Pese a todo, y para terminar, no quiero dibujar un panorama tan negativo, porque lo cierto es que en los últimos años algo parece estar cambiando para bien en la percepción que la gente de la calle tiene de la ciencia. Entre 2012 y 2013, por ejemplo, han surgido en España, pese a la dureza de la crisis, tres nuevas editoriales de ciencia ficción. Y cada día hay más escritores que introducen elementos científicos en sus novelas. En Latinoamérica ya ha habido autores significativos que lo han hecho hace años, como Guillermo Martínez en varios de sus libros, el más conocido: Los crímenes de Oxford; o como el mexicano Jorge Volpi. Pero ahora también está sucediendo en España con autores como, por ejemplo, Jose Carlos Somoza. Yo misma he escrito varias obras con trasfondo científico, como Lágrimas en la lluvia, una novela de ciencia ficción; o Instrucciones para salvar el mundo, en la que incluso inventé a un físico, Aaron Fieldman, y una teoría, la de los Vasos Comunicantes, que luego he encontrado en Internet como si fueran una teoría real y un científico verdadero. O sea que, en este caso, me temo que hice un flaco favor a la ciencia. Y por último, mi libro más reciente, La ridícula idea de no volver a verte, que está construido en torno a la figura de Marie Curie.
Siempre he creído que hay más magia en la ciencia pura que en los cuentos de hadas; que hablar de números imaginarios, de gigantes rojas o de la medida del desorden es poesía, y que, en definitiva, como explica el científico argentino Alberto Rojo en su estupendo libro Borges y la física cuántica, todos buscamos la belleza. Cuenta Rojo que el matemático Hermann Weyl hizo pública una teoría llamada Teoría de Medida de Gravitación, pero que poco después tuvo la certeza de haberse equivocado, de que era incorrecta; sin embargo, como era tan bella, no estaba dispuesto a abandonarla. Años más tarde, Weyl le dijo a otro físico llamado Dyson lo siguiente: «En mi trabajo siempre traté de unir lo bello con lo verdadero; pero cuando tuve que elegir entre uno y otro, siempre elegí lo bello». ¿No es una frase increíble? Pero lo más fascinante es que, mucho tiempo después, se demostró que parte de esa teoría de Weyl era correcta y ahora está incluida dentro de la electrodinámica cuántica. Lo cual hace que Rojo se pregunte: «¿Por qué razón la simplicidad, la simetría y la belleza son cualidades que caracterizan a las teorías correctas?» Sí, todos buscamos la belleza, todos la necesitamos para sobrevivir. Y la ciencia es pura belleza, pero hasta que no acabemos con los prejuicios, y hasta que los educadores y los escritores, los comunicadores, no comprendamos todo esto, no se conseguirá traspasar a las nuevas generaciones el hambre del conocimiento científico.
====
> _COMPLETA LO SIGUIENTE_:
1/ Según el texto sobre ciencia y literatura, ¿qué libro está construido en torno a la figura de Marie Curie?
2/ Explica, a partir del texto sobre ciencia y literatura, por qué se afirma haber hecho «un flaco favor a la ciencia».
Los datos no tienen relación alguna con el texto sobre ciencia y literatura.

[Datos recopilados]
====
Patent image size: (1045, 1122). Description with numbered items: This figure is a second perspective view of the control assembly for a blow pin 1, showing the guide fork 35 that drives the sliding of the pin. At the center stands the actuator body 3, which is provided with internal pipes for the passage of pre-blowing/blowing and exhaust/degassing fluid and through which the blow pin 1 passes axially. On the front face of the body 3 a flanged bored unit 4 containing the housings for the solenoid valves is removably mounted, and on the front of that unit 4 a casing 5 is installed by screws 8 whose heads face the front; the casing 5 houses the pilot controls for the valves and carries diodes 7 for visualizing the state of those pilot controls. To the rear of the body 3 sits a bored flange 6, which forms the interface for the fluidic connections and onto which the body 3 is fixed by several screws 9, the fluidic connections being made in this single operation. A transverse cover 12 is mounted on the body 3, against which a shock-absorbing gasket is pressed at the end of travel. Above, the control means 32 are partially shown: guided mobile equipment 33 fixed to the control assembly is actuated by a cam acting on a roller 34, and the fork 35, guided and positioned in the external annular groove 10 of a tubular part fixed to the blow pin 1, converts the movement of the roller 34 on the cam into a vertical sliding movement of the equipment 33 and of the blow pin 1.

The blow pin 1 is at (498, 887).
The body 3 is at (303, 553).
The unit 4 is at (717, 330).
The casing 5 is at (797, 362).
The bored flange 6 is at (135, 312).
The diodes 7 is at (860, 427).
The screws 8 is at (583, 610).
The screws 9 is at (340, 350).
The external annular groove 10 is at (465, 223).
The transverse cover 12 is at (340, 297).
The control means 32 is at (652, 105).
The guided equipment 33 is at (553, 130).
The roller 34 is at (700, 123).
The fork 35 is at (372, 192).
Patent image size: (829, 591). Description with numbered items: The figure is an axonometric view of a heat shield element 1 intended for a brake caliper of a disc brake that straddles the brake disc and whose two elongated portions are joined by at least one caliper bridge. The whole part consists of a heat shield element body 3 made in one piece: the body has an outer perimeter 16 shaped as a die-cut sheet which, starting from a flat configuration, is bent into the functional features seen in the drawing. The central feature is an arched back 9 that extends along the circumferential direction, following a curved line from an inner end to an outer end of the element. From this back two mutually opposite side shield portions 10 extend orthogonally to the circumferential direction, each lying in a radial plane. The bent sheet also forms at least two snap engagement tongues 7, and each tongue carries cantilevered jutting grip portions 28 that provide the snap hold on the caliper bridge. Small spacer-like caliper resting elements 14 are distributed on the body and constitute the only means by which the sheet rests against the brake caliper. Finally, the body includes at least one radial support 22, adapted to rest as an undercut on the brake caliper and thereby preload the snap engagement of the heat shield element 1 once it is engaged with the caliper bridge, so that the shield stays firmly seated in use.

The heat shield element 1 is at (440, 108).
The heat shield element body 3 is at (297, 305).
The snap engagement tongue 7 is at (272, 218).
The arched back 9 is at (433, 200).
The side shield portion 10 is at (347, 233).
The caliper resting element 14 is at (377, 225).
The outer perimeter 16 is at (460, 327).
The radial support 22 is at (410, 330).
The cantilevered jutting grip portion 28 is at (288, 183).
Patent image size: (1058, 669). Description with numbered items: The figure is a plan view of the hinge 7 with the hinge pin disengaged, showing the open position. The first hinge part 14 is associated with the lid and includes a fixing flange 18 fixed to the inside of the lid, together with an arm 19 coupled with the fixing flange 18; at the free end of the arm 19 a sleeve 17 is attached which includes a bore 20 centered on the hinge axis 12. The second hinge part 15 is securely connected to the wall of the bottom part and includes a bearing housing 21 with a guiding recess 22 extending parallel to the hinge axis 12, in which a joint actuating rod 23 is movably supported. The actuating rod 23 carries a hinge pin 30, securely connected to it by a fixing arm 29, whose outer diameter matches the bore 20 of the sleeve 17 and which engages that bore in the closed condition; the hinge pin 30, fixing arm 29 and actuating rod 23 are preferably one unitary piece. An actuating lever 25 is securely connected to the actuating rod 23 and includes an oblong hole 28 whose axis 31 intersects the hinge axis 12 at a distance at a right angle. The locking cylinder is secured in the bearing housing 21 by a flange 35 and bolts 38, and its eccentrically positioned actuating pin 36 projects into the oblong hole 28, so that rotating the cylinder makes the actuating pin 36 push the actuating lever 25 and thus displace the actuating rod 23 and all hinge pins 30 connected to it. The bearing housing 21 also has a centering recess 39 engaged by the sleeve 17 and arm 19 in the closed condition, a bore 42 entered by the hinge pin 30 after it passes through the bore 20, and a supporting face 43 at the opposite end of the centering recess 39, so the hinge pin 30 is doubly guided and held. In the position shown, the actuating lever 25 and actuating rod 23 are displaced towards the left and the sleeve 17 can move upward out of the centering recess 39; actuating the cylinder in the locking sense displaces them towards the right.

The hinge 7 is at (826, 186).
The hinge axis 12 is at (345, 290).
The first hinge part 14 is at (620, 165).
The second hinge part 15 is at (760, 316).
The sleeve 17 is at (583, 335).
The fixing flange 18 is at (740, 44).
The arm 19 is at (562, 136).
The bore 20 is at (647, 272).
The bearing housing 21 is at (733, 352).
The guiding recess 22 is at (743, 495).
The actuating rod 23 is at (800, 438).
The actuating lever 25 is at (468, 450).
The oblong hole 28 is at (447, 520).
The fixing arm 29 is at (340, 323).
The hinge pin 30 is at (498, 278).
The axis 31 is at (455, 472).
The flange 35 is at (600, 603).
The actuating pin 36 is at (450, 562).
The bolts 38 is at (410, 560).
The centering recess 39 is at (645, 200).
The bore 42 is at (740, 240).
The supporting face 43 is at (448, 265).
====
> _RESULTADOS ESPERADOS_:
1/ La ridícula idea de no volver a verte.

2/ Porque en Instrucciones para salvar el mundo se inventó a un físico, Aaron Fieldman, y una teoría, la de los Vasos Comunicantes. Después aparecieron en Internet como si fueran un científico verdadero y una teoría real.